How many lines of these entries hold the string "your"? Reply with the number alone.
··· ENTRIES SHOWN ···
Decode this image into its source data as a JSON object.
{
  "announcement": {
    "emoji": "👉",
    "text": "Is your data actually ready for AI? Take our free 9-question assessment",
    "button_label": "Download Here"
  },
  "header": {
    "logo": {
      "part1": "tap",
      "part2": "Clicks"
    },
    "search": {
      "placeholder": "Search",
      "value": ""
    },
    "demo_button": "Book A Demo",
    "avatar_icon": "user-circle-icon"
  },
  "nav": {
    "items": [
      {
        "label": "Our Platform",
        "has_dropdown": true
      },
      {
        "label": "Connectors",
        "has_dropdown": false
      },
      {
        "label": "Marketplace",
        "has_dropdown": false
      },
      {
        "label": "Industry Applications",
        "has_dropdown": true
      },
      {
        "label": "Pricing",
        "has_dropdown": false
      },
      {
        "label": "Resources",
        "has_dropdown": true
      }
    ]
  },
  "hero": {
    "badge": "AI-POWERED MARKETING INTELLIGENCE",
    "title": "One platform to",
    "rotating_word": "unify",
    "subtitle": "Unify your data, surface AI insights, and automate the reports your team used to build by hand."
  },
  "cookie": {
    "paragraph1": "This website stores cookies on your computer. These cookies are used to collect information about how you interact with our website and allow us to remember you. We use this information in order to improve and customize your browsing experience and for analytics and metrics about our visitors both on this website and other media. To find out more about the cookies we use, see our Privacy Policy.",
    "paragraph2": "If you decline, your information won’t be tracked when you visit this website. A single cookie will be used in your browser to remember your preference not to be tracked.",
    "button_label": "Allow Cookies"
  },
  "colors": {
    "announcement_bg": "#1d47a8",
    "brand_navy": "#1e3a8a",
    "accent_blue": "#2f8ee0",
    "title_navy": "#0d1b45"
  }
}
···
··· ENTRIES SHOWN ···
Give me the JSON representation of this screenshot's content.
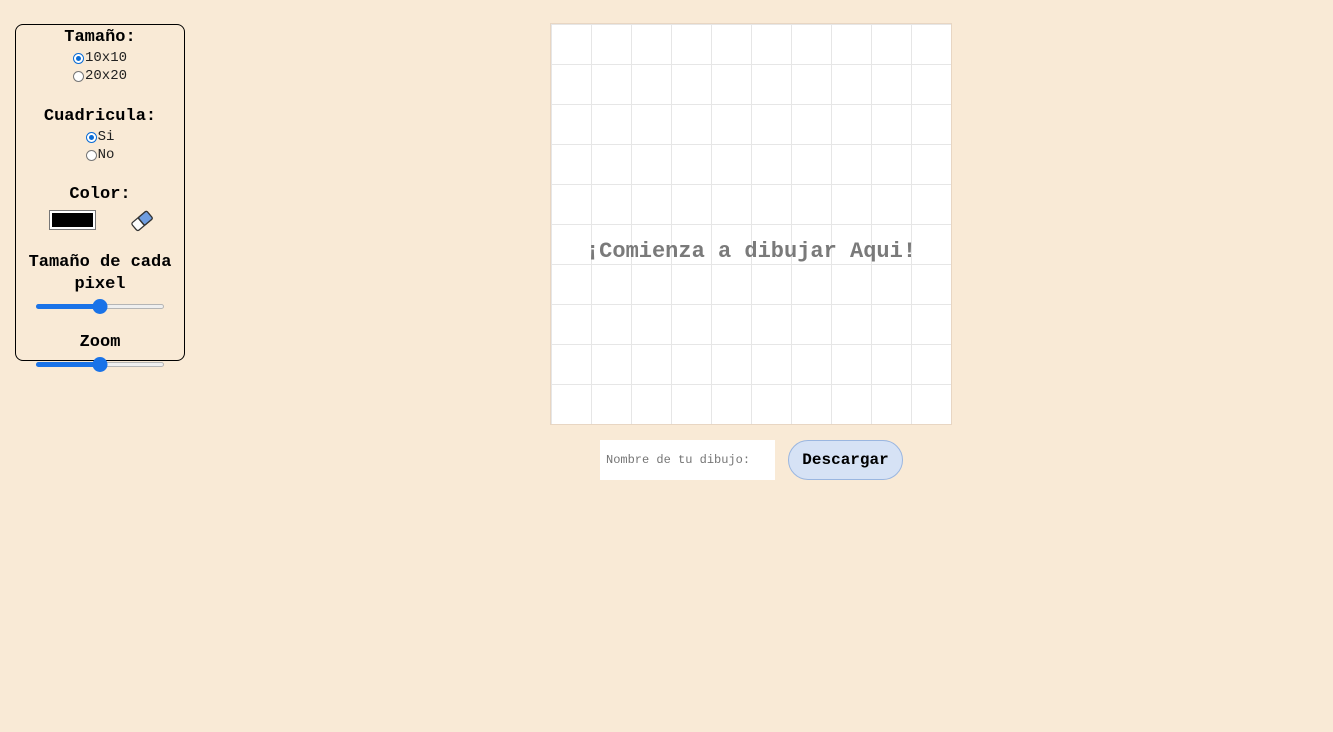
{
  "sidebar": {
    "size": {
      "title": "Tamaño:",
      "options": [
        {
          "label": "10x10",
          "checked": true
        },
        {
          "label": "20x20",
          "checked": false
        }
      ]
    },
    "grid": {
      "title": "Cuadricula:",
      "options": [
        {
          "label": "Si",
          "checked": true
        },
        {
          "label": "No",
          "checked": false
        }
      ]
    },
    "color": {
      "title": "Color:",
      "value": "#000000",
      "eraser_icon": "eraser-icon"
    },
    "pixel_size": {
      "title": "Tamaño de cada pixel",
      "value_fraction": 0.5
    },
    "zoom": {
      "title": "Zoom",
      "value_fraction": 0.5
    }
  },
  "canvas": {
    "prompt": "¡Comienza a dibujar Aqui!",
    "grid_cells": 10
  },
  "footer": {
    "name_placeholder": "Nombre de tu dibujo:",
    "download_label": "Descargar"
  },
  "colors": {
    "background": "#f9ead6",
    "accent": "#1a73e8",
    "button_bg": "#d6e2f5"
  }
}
···
▶ [COMPLETED EXERCISE] 4